• GIVEN PROBLEM
Reproduce the entries exactly.

• PROVIDED RECORDS
☆ ☆ ☆

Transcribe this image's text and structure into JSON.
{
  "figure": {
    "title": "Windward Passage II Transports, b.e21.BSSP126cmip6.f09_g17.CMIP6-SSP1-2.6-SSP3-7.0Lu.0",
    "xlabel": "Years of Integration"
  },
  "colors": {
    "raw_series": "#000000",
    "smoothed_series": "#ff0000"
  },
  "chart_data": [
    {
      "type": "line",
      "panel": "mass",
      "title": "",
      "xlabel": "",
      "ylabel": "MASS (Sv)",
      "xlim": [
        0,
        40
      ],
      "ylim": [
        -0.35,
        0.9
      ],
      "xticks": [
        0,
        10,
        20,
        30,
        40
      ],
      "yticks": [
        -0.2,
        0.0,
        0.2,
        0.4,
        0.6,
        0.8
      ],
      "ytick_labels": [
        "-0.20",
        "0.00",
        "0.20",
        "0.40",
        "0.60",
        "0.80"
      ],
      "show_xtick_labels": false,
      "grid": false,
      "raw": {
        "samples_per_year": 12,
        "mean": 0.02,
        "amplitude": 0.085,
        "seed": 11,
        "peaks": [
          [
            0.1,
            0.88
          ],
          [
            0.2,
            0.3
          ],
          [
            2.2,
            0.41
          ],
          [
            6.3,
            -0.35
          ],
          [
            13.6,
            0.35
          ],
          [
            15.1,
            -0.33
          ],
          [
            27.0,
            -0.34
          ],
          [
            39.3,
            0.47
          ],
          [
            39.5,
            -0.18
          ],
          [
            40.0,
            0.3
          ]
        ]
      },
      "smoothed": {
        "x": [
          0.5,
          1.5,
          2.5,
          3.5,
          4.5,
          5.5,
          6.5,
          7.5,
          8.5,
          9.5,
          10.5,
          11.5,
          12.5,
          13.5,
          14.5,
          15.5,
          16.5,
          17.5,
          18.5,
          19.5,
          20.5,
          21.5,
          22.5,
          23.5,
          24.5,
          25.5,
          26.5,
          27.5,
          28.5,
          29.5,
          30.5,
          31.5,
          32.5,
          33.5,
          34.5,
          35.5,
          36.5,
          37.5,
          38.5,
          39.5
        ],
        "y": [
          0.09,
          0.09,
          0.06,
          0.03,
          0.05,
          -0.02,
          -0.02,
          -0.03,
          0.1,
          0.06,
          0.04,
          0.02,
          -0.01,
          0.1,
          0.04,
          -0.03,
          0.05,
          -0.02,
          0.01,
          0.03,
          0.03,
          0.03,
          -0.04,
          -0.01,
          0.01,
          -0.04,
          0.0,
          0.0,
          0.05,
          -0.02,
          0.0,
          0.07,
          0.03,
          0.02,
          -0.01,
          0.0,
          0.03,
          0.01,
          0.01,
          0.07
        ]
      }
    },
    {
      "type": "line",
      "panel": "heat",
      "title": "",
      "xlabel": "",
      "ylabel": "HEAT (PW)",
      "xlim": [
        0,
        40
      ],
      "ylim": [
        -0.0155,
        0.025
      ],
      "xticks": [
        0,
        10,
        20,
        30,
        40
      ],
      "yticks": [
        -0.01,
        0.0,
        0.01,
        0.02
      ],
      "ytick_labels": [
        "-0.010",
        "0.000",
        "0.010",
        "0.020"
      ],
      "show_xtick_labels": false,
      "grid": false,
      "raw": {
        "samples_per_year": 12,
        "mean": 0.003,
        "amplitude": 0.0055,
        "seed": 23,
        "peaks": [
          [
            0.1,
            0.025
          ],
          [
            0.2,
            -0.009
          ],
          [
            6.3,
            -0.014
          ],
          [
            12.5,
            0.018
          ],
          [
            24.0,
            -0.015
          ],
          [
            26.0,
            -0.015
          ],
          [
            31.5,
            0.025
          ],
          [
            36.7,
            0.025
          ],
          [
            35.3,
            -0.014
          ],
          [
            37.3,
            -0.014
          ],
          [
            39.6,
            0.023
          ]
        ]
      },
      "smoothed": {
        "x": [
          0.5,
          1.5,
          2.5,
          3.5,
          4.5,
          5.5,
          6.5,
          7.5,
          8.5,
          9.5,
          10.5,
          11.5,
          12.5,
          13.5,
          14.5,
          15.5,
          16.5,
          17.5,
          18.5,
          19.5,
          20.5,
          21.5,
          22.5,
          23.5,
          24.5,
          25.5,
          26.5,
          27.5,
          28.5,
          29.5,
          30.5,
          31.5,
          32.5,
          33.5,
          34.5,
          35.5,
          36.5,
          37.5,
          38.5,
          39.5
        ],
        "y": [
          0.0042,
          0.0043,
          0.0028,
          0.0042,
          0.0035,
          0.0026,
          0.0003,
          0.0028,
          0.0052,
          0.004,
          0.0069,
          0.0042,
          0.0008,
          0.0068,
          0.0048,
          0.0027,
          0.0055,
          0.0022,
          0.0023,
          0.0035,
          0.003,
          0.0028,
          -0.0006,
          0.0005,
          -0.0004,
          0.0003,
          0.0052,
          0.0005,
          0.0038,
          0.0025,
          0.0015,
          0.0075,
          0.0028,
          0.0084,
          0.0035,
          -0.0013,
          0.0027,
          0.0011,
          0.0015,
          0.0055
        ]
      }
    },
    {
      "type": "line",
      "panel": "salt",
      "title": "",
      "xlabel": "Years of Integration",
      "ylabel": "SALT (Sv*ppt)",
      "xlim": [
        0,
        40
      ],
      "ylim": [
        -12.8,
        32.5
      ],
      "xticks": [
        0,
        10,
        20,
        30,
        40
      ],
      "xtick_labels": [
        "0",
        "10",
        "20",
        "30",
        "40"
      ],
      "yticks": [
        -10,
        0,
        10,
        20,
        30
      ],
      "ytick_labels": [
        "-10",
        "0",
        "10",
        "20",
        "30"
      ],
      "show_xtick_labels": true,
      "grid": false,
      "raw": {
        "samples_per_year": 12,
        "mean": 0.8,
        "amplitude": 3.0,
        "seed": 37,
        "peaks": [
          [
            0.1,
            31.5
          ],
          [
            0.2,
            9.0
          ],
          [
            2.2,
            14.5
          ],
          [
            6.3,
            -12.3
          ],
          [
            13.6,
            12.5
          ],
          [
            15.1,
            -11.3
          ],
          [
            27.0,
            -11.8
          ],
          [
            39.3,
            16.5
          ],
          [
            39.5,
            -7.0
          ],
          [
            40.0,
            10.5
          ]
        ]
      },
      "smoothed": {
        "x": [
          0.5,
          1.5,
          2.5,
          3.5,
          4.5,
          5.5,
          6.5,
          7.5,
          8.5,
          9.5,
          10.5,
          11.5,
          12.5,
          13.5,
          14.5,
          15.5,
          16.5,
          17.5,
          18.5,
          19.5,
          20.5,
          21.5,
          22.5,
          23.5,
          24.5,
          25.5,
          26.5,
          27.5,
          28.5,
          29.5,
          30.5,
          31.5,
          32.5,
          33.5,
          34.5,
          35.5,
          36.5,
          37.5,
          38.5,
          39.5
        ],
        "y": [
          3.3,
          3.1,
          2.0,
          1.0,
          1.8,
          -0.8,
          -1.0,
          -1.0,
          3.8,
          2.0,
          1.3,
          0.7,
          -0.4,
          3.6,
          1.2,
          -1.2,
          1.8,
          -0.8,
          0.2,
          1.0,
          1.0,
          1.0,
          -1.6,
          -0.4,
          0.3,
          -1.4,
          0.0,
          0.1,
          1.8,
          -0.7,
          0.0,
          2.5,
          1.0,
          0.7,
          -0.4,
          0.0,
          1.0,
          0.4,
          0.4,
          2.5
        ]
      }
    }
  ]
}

☆ ☆ ☆

• EXERCISE RESULT
Transcribe this image's text and structure into JSON.
{
  "figure": {
    "title": "Windward Passage II Transports, b.e21.BSSP126cmip6.f09_g17.CMIP6-SSP1-2.6-SSP3-7.0Lu.0",
    "xlabel": "Years of Integration"
  },
  "colors": {
    "raw_series": "#000000",
    "smoothed_series": "#ff0000"
  },
  "chart_data": [
    {
      "type": "line",
      "panel": "mass",
      "title": "",
      "xlabel": "",
      "ylabel": "MASS (Sv)",
      "xlim": [
        0,
        40
      ],
      "ylim": [
        -0.35,
        0.9
      ],
      "xticks": [
        0,
        10,
        20,
        30,
        40
      ],
      "yticks": [
        -0.2,
        0.0,
        0.2,
        0.4,
        0.6,
        0.8
      ],
      "ytick_labels": [
        "-0.20",
        "0.00",
        "0.20",
        "0.40",
        "0.60",
        "0.80"
      ],
      "show_xtick_labels": false,
      "grid": false,
      "raw": {
        "samples_per_year": 12,
        "mean": 0.02,
        "amplitude": 0.085,
        "seed": 11,
        "peaks": [
          [
            0.1,
            0.88
          ],
          [
            0.2,
            0.3
          ],
          [
            2.2,
            0.41
          ],
          [
            6.3,
            -0.35
          ],
          [
            13.6,
            0.35
          ],
          [
            15.1,
            -0.33
          ],
          [
            27.0,
            -0.34
          ],
          [
            39.3,
            0.47
          ],
          [
            39.5,
            -0.18
          ],
          [
            40.0,
            0.3
          ]
        ]
      },
      "smoothed": {
        "x": [
          0.5,
          1.5,
          2.5,
          3.5,
          4.5,
          5.5,
          6.5,
          7.5,
          8.5,
          9.5,
          10.5,
          11.5,
          12.5,
          13.5,
          14.5,
          15.5,
          16.5,
          17.5,
          18.5,
          19.5,
          20.5,
          21.5,
          22.5,
          23.5,
          24.5,
          25.5,
          26.5,
          27.5,
          28.5,
          29.5,
          30.5,
          31.5,
          32.5,
          33.5,
          34.5,
          35.5,
          36.5,
          37.5,
          38.5,
          39.5
        ],
        "y": [
          0.09,
          0.09,
          0.06,
          0.03,
          0.05,
          -0.02,
          -0.02,
          -0.03,
          0.1,
          0.06,
          0.04,
          0.02,
          -0.01,
          0.1,
          0.04,
          -0.03,
          0.05,
          -0.02,
          0.01,
          0.03,
          0.03,
          0.03,
          -0.04,
          -0.01,
          0.01,
          -0.04,
          0.0,
          0.0,
          0.05,
          -0.02,
          0.0,
          0.07,
          0.03,
          0.02,
          -0.01,
          0.0,
          0.03,
          0.01,
          0.01,
          0.07
        ]
      }
    },
    {
      "type": "line",
      "panel": "heat",
      "title": "",
      "xlabel": "",
      "ylabel": "HEAT (PW)",
      "xlim": [
        0,
        40
      ],
      "ylim": [
        -0.0155,
        0.025
      ],
      "xticks": [
        0,
        10,
        20,
        30,
        40
      ],
      "yticks": [
        -0.01,
        0.0,
        0.01,
        0.02
      ],
      "ytick_labels": [
        "-0.010",
        "0.000",
        "0.010",
        "0.020"
      ],
      "show_xtick_labels": false,
      "grid": false,
      "raw": {
        "samples_per_year": 12,
        "mean": 0.003,
        "amplitude": 0.0055,
        "seed": 23,
        "peaks": [
          [
            0.1,
            0.025
          ],
          [
            0.2,
            -0.009
          ],
          [
            6.3,
            -0.014
          ],
          [
            12.5,
            0.018
          ],
          [
            24.0,
            -0.015
          ],
          [
            26.0,
            -0.015
          ],
          [
            31.5,
            0.025
          ],
          [
            36.7,
            0.025
          ],
          [
            35.3,
            -0.014
          ],
          [
            37.3,
            -0.014
          ],
          [
            39.6,
            0.023
          ]
        ]
      },
      "smoothed": {
        "x": [
          0.5,
          1.5,
          2.5,
          3.5,
          4.5,
          5.5,
          6.5,
          7.5,
          8.5,
          9.5,
          10.5,
          11.5,
          12.5,
          13.5,
          14.5,
          15.5,
          16.5,
          17.5,
          18.5,
          19.5,
          20.5,
          21.5,
          22.5,
          23.5,
          24.5,
          25.5,
          26.5,
          27.5,
          28.5,
          29.5,
          30.5,
          31.5,
          32.5,
          33.5,
          34.5,
          35.5,
          36.5,
          37.5,
          38.5,
          39.5
        ],
        "y": [
          0.0042,
          0.0043,
          0.0028,
          0.0042,
          0.0035,
          0.0026,
          0.0003,
          0.0028,
          0.0052,
          0.004,
          0.0069,
          0.0042,
          0.0008,
          0.0068,
          0.0048,
          0.0027,
          0.0055,
          0.0022,
          0.0023,
          0.0035,
          0.003,
          0.0028,
          -0.0006,
          0.0005,
          -0.0004,
          0.0003,
          0.0052,
          0.0005,
          0.0038,
          0.0025,
          0.0015,
          0.0075,
          0.0028,
          0.0084,
          0.0035,
          -0.0013,
          0.0027,
          0.0011,
          0.0015,
          0.0055
        ]
      }
    },
    {
      "type": "line",
      "panel": "salt",
      "title": "",
      "xlabel": "Years of Integration",
      "ylabel": "SALT (Sv*ppt)",
      "xlim": [
        0,
        40
      ],
      "ylim": [
        -12.8,
        32.5
      ],
      "xticks": [
        0,
        10,
        20,
        30,
        40
      ],
      "xtick_labels": [
        "0",
        "10",
        "20",
        "30",
        "40"
      ],
      "yticks": [
        -10,
        0,
        10,
        20,
        30
      ],
      "ytick_labels": [
        "-10",
        "0",
        "10",
        "20",
        "30"
      ],
      "show_xtick_labels": true,
      "grid": false,
      "raw": {
        "samples_per_year": 12,
        "mean": 0.8,
        "amplitude": 3.0,
        "seed": 37,
        "peaks": [
          [
            0.1,
            31.5
          ],
          [
            0.2,
            9.0
          ],
          [
            2.2,
            14.5
          ],
          [
            6.3,
            -12.3
          ],
          [
            13.6,
            12.5
          ],
          [
            15.1,
            -11.3
          ],
          [
            27.0,
            -11.8
          ],
          [
            39.3,
            16.5
          ],
          [
            39.5,
            -7.0
          ],
          [
            40.0,
            10.5
          ]
        ]
      },
      "smoothed": {
        "x": [
          0.5,
          1.5,
          2.5,
          3.5,
          4.5,
          5.5,
          6.5,
          7.5,
          8.5,
          9.5,
          10.5,
          11.5,
          12.5,
          13.5,
          14.5,
          15.5,
          16.5,
          17.5,
          18.5,
          19.5,
          20.5,
          21.5,
          22.5,
          23.5,
          24.5,
          25.5,
          26.5,
          27.5,
          28.5,
          29.5,
          30.5,
          31.5,
          32.5,
          33.5,
          34.5,
          35.5,
          36.5,
          37.5,
          38.5,
          39.5
        ],
        "y": [
          3.3,
          3.1,
          2.0,
          1.0,
          1.8,
          -0.8,
          -1.0,
          -1.0,
          3.8,
          2.0,
          1.3,
          0.7,
          -0.4,
          3.6,
          1.2,
          -1.2,
          1.8,
          -0.8,
          0.2,
          1.0,
          1.0,
          1.0,
          -1.6,
          -0.4,
          0.3,
          -1.4,
          0.0,
          0.1,
          1.8,
          -0.7,
          0.0,
          2.5,
          1.0,
          0.7,
          -0.4,
          0.0,
          1.0,
          0.4,
          0.4,
          2.5
        ]
      }
    }
  ]
}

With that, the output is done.